_Data in this exercise_
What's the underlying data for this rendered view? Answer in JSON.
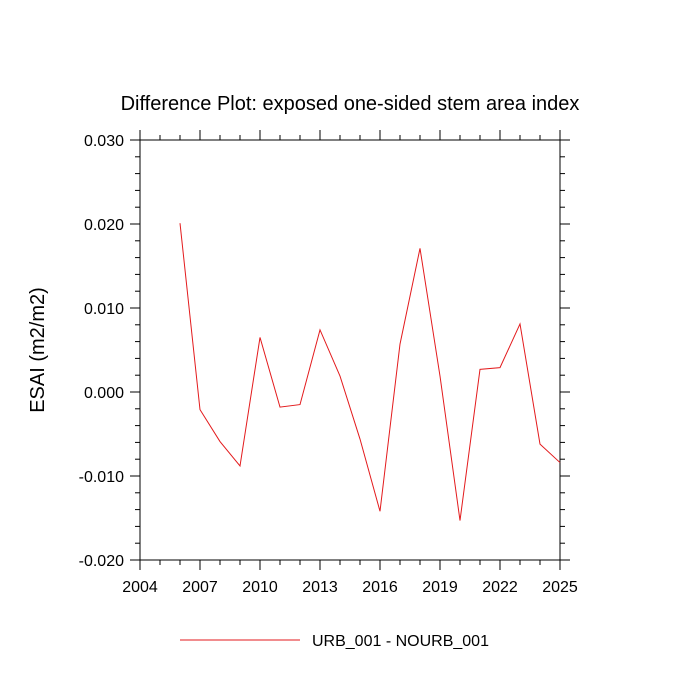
{
  "chart_data": {
    "type": "line",
    "title": "Difference Plot: exposed one-sided stem area index",
    "xlabel": "",
    "ylabel": "ESAI  (m2/m2)",
    "xlim": [
      2004,
      2025
    ],
    "ylim": [
      -0.02,
      0.03
    ],
    "x_ticks": [
      "2004",
      "2007",
      "2010",
      "2013",
      "2016",
      "2019",
      "2022",
      "2025"
    ],
    "y_ticks": [
      "-0.020",
      "-0.010",
      "0.000",
      "0.010",
      "0.020",
      "0.030"
    ],
    "grid": false,
    "legend_position": "bottom",
    "series": [
      {
        "name": "URB_001 - NOURB_001",
        "color": "#e31a1c",
        "x": [
          2006,
          2007,
          2008,
          2009,
          2010,
          2011,
          2012,
          2013,
          2014,
          2015,
          2016,
          2017,
          2018,
          2019,
          2020,
          2021,
          2022,
          2023,
          2024,
          2025
        ],
        "values": [
          0.0201,
          -0.0021,
          -0.0059,
          -0.0088,
          0.0065,
          -0.0018,
          -0.0015,
          0.0074,
          0.0019,
          -0.0056,
          -0.0142,
          0.0057,
          0.0171,
          0.0019,
          -0.0153,
          0.0027,
          0.0029,
          0.0081,
          -0.0062,
          -0.0084
        ]
      }
    ]
  }
}
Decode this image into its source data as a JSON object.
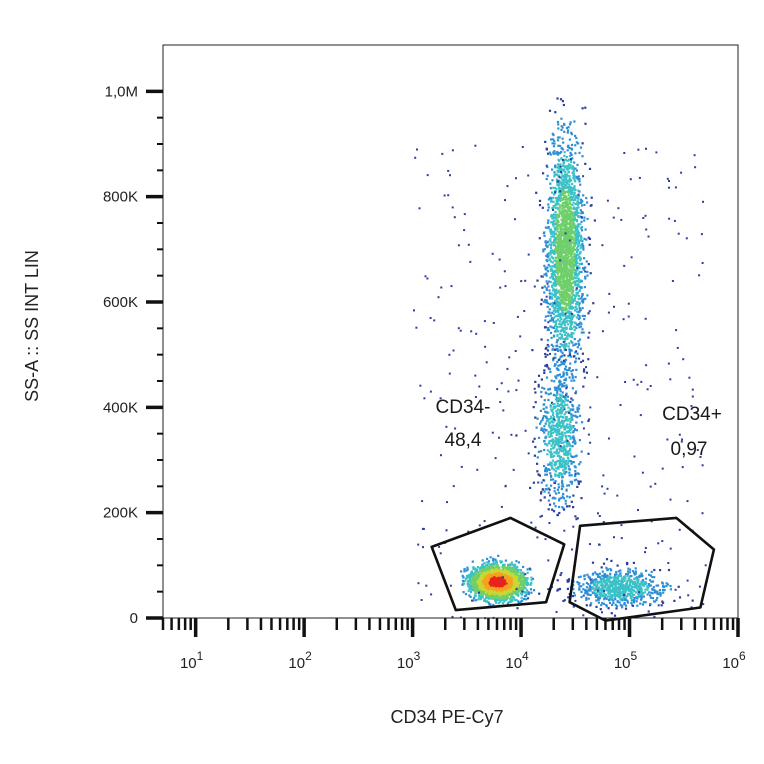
{
  "chart_data": {
    "type": "scatter",
    "subtype": "flow-cytometry-density-dot-plot",
    "xlabel": "CD34 PE-Cy7",
    "ylabel": "SS-A :: SS INT LIN",
    "x_scale": "log",
    "y_scale": "linear",
    "xlim": [
      5,
      1000000
    ],
    "ylim": [
      0,
      1050000
    ],
    "x_ticks": [
      {
        "value": 10,
        "base": "10",
        "exp": "1"
      },
      {
        "value": 100,
        "base": "10",
        "exp": "2"
      },
      {
        "value": 1000,
        "base": "10",
        "exp": "3"
      },
      {
        "value": 10000,
        "base": "10",
        "exp": "4"
      },
      {
        "value": 100000,
        "base": "10",
        "exp": "5"
      },
      {
        "value": 1000000,
        "base": "10",
        "exp": "6"
      }
    ],
    "y_ticks": [
      {
        "value": 0,
        "label": "0"
      },
      {
        "value": 200000,
        "label": "200K"
      },
      {
        "value": 400000,
        "label": "400K"
      },
      {
        "value": 600000,
        "label": "600K"
      },
      {
        "value": 800000,
        "label": "800K"
      },
      {
        "value": 1000000,
        "label": "1,0M"
      }
    ],
    "colormap": [
      "#2e3f9e",
      "#2f8fd6",
      "#3cc1c8",
      "#6fcf6a",
      "#c9d832",
      "#f5a21f",
      "#e8231c"
    ],
    "populations": [
      {
        "x_center": 6000,
        "y_center": 70000,
        "x_spread_decades": 0.17,
        "y_spread": 22000,
        "density": "very high"
      },
      {
        "x_center": 25000,
        "y_center": 700000,
        "x_spread_decades": 0.12,
        "y_spread": 150000,
        "density": "medium"
      },
      {
        "x_center": 22000,
        "y_center": 350000,
        "x_spread_decades": 0.14,
        "y_spread": 90000,
        "density": "low"
      },
      {
        "x_center": 80000,
        "y_center": 60000,
        "x_spread_decades": 0.3,
        "y_spread": 25000,
        "density": "low"
      }
    ],
    "gates": [
      {
        "name": "CD34-",
        "value": "48,4",
        "polygon": [
          [
            1500,
            135000
          ],
          [
            8000,
            190000
          ],
          [
            25000,
            140000
          ],
          [
            17000,
            30000
          ],
          [
            2500,
            15000
          ]
        ]
      },
      {
        "name": "CD34+",
        "value": "0,97",
        "polygon": [
          [
            35000,
            175000
          ],
          [
            270000,
            190000
          ],
          [
            600000,
            130000
          ],
          [
            450000,
            20000
          ],
          [
            60000,
            -5000
          ],
          [
            28000,
            30000
          ]
        ]
      }
    ],
    "grid": false,
    "legend": "none"
  }
}
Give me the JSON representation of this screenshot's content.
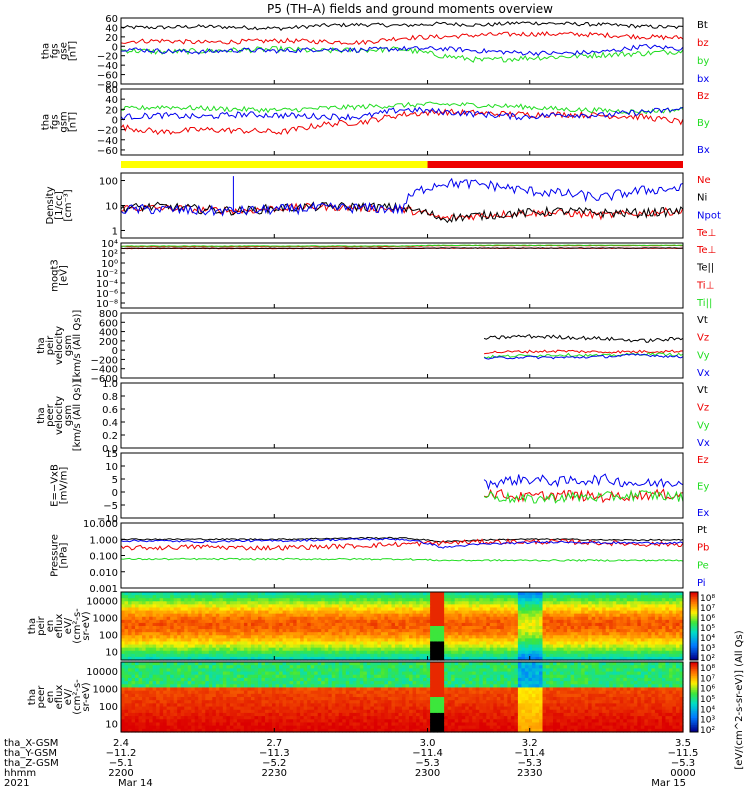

_What this task involves_
Copy out the whole listing exactly, and don't carry over any pictures.

_Solution to this exercise_
What's the underlying data for this rendered view? Answer in JSON.
{
  "chart_data": {
    "type": "line",
    "title": "Difference Plot: exposed one-sided stem area index",
    "xlabel": "",
    "ylabel": "ESAI  (m2/m2)",
    "xlim": [
      2004,
      2025
    ],
    "ylim": [
      -0.02,
      0.03
    ],
    "x_ticks": [
      "2004",
      "2007",
      "2010",
      "2013",
      "2016",
      "2019",
      "2022",
      "2025"
    ],
    "y_ticks": [
      "-0.020",
      "-0.010",
      "0.000",
      "0.010",
      "0.020",
      "0.030"
    ],
    "grid": false,
    "legend_position": "bottom",
    "series": [
      {
        "name": "URB_001 - NOURB_001",
        "color": "#e31a1c",
        "x": [
          2006,
          2007,
          2008,
          2009,
          2010,
          2011,
          2012,
          2013,
          2014,
          2015,
          2016,
          2017,
          2018,
          2019,
          2020,
          2021,
          2022,
          2023,
          2024,
          2025
        ],
        "values": [
          0.0201,
          -0.0021,
          -0.0059,
          -0.0088,
          0.0065,
          -0.0018,
          -0.0015,
          0.0074,
          0.0019,
          -0.0056,
          -0.0142,
          0.0057,
          0.0171,
          0.0019,
          -0.0153,
          0.0027,
          0.0029,
          0.0081,
          -0.0062,
          -0.0084
        ]
      }
    ]
  }
}
Decode this image into its source data as a JSON object.
{
  "chart_data": {
    "type": "scatter",
    "subtype": "flow-cytometry-density-dot-plot",
    "xlabel": "CD34 PE-Cy7",
    "ylabel": "SS-A :: SS INT LIN",
    "x_scale": "log",
    "y_scale": "linear",
    "xlim": [
      5,
      1000000
    ],
    "ylim": [
      0,
      1050000
    ],
    "x_ticks": [
      {
        "value": 10,
        "base": "10",
        "exp": "1"
      },
      {
        "value": 100,
        "base": "10",
        "exp": "2"
      },
      {
        "value": 1000,
        "base": "10",
        "exp": "3"
      },
      {
        "value": 10000,
        "base": "10",
        "exp": "4"
      },
      {
        "value": 100000,
        "base": "10",
        "exp": "5"
      },
      {
        "value": 1000000,
        "base": "10",
        "exp": "6"
      }
    ],
    "y_ticks": [
      {
        "value": 0,
        "label": "0"
      },
      {
        "value": 200000,
        "label": "200K"
      },
      {
        "value": 400000,
        "label": "400K"
      },
      {
        "value": 600000,
        "label": "600K"
      },
      {
        "value": 800000,
        "label": "800K"
      },
      {
        "value": 1000000,
        "label": "1,0M"
      }
    ],
    "colormap": [
      "#2e3f9e",
      "#2f8fd6",
      "#3cc1c8",
      "#6fcf6a",
      "#c9d832",
      "#f5a21f",
      "#e8231c"
    ],
    "populations": [
      {
        "x_center": 6000,
        "y_center": 70000,
        "x_spread_decades": 0.17,
        "y_spread": 22000,
        "density": "very high"
      },
      {
        "x_center": 25000,
        "y_center": 700000,
        "x_spread_decades": 0.12,
        "y_spread": 150000,
        "density": "medium"
      },
      {
        "x_center": 22000,
        "y_center": 350000,
        "x_spread_decades": 0.14,
        "y_spread": 90000,
        "density": "low"
      },
      {
        "x_center": 80000,
        "y_center": 60000,
        "x_spread_decades": 0.3,
        "y_spread": 25000,
        "density": "low"
      }
    ],
    "gates": [
      {
        "name": "CD34-",
        "value": "48,4",
        "polygon": [
          [
            1500,
            135000
          ],
          [
            8000,
            190000
          ],
          [
            25000,
            140000
          ],
          [
            17000,
            30000
          ],
          [
            2500,
            15000
          ]
        ]
      },
      {
        "name": "CD34+",
        "value": "0,97",
        "polygon": [
          [
            35000,
            175000
          ],
          [
            270000,
            190000
          ],
          [
            600000,
            130000
          ],
          [
            450000,
            20000
          ],
          [
            60000,
            -5000
          ],
          [
            28000,
            30000
          ]
        ]
      }
    ],
    "grid": false,
    "legend": "none"
  }
}
Give me the JSON representation of this screenshot's content.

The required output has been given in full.